• WHAT TO DO: Identify each line below that contains the word "background", and copy it out.

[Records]
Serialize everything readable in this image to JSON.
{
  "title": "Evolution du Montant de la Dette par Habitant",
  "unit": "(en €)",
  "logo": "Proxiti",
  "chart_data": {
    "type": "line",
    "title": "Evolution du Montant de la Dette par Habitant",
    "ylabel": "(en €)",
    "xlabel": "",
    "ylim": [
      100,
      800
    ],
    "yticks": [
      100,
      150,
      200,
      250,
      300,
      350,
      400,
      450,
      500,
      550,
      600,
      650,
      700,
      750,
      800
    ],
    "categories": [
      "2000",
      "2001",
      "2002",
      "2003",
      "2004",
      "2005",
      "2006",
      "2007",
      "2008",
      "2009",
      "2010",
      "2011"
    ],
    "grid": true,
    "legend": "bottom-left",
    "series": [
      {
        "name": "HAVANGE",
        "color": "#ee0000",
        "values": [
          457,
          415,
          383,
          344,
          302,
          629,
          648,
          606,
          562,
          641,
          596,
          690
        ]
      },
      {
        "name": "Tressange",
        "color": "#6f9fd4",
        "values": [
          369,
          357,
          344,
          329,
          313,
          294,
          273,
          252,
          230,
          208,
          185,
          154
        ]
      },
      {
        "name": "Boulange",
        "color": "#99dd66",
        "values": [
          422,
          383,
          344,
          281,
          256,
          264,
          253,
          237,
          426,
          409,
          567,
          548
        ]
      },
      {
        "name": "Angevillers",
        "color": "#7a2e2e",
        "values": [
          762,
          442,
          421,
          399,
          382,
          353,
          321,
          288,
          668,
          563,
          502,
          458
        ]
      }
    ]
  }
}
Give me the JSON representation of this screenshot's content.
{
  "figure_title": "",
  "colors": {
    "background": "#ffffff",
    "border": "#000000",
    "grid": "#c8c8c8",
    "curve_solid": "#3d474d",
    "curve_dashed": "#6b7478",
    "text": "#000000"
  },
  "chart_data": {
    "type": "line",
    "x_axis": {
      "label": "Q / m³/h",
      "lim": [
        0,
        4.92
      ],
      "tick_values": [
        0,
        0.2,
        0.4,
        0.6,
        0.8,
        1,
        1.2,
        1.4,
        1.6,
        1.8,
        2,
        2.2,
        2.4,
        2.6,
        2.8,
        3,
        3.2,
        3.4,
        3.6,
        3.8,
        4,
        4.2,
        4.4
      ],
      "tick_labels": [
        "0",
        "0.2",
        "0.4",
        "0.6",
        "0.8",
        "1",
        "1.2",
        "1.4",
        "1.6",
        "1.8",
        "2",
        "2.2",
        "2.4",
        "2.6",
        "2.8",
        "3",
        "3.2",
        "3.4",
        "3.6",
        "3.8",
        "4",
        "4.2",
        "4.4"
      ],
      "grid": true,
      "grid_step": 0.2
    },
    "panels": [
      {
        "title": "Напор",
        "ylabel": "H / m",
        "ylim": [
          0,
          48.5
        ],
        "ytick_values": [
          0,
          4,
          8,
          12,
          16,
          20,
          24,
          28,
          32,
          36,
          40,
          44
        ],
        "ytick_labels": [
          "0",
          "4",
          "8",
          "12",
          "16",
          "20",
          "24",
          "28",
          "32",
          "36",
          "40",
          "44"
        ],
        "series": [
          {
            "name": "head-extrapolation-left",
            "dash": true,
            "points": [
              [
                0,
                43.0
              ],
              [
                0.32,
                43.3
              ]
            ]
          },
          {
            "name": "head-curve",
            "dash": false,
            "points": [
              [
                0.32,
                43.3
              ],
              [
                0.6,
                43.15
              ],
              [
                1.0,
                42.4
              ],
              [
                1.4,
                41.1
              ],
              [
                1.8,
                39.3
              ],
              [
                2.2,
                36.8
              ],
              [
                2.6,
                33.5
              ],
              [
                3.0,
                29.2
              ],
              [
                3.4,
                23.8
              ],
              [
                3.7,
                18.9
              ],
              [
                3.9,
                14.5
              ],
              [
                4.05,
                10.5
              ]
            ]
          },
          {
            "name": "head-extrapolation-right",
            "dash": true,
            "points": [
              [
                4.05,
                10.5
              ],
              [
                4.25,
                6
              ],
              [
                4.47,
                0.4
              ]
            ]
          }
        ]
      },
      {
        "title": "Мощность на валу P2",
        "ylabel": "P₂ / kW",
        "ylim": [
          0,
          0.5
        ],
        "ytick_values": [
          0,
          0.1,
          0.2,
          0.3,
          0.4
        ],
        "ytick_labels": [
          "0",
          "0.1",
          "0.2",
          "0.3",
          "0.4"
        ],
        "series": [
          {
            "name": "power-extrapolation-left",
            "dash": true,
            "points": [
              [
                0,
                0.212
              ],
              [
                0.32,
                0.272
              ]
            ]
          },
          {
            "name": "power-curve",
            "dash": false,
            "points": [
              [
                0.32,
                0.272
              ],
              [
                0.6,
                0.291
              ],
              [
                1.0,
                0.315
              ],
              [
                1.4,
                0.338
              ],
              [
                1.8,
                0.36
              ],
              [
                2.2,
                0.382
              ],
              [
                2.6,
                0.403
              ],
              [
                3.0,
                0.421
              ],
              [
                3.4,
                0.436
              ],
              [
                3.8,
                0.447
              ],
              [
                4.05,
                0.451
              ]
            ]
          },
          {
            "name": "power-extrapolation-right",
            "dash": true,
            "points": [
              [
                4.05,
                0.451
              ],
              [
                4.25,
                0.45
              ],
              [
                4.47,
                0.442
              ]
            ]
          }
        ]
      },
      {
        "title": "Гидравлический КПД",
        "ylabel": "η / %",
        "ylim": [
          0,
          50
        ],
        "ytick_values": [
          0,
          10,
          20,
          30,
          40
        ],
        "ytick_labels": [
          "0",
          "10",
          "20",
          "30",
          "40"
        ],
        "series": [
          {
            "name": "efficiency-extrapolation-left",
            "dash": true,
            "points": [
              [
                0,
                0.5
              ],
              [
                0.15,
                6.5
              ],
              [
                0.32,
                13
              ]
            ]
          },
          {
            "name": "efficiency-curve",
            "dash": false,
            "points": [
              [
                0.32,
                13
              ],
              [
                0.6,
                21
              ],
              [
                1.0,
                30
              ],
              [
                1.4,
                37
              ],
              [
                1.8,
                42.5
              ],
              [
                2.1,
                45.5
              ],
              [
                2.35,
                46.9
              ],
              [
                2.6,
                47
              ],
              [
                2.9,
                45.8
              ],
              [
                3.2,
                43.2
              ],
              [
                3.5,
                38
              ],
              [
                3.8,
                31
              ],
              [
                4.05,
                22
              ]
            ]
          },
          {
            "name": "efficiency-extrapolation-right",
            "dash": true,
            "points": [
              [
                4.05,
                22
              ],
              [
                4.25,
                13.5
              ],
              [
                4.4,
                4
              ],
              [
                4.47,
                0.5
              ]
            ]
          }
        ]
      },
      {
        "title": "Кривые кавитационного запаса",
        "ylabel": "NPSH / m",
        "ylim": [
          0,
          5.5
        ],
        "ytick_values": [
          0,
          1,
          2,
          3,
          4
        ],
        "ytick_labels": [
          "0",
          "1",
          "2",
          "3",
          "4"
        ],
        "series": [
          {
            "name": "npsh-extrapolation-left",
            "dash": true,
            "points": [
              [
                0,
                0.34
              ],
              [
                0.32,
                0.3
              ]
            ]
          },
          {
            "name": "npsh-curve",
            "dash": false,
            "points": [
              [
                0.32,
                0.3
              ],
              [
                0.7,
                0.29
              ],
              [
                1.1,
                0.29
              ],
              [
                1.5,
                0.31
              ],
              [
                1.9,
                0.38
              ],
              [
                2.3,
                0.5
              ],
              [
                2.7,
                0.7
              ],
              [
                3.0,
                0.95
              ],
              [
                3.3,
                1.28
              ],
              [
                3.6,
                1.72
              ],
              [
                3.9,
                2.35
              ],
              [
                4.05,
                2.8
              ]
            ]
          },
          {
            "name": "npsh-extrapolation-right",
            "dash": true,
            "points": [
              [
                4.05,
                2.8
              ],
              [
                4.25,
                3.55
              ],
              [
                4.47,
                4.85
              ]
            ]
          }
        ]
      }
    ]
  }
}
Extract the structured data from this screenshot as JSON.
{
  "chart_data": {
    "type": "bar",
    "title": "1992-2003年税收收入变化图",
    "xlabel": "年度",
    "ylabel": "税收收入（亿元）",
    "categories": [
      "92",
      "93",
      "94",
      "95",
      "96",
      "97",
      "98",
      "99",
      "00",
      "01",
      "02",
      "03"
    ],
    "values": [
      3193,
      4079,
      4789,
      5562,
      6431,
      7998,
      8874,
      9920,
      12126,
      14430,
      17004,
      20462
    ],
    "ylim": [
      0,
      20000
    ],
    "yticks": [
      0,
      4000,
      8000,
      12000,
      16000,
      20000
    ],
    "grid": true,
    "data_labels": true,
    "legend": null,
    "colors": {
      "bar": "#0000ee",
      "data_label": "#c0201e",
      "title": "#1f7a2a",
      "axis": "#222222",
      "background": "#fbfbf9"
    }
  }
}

• TASK RESPONSE:
    "background": "#ffffff",
      "background": "#fbfbf9"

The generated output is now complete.